▶ _Task requirements_
Look through the material below. Copy each line that contains the string "потом".

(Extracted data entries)
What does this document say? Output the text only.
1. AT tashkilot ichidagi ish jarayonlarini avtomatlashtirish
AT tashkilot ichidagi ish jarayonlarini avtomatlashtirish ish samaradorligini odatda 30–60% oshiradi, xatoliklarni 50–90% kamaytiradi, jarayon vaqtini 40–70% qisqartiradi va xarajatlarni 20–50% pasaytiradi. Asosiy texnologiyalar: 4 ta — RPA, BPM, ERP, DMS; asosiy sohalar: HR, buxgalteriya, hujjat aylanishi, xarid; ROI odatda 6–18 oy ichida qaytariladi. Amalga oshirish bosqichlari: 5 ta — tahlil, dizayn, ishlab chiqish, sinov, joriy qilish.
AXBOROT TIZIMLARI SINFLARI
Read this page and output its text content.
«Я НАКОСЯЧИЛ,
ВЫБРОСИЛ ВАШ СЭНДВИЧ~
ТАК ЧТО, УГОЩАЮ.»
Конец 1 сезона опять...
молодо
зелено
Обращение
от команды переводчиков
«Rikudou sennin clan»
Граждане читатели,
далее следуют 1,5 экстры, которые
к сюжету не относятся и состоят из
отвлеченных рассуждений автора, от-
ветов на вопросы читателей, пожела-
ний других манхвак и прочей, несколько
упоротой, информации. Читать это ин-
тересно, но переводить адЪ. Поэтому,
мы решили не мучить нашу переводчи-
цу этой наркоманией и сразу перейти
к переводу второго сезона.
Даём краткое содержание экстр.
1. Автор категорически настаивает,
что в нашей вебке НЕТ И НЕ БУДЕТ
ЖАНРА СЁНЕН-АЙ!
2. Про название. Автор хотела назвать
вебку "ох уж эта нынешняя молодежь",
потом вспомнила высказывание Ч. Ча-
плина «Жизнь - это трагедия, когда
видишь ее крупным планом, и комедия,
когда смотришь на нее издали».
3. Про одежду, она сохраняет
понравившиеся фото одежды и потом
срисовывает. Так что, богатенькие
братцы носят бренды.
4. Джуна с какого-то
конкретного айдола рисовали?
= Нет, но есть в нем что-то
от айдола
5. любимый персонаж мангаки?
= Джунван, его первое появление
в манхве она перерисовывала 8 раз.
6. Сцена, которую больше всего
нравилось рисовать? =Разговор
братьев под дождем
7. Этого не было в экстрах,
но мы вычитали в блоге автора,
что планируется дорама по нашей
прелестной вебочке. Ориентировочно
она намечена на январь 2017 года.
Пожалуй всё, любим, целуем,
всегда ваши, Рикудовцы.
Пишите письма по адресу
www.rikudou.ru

▶ _Solution_
потом вспомнила высказывание Ч. Ча-
понравившиеся фото одежды и потом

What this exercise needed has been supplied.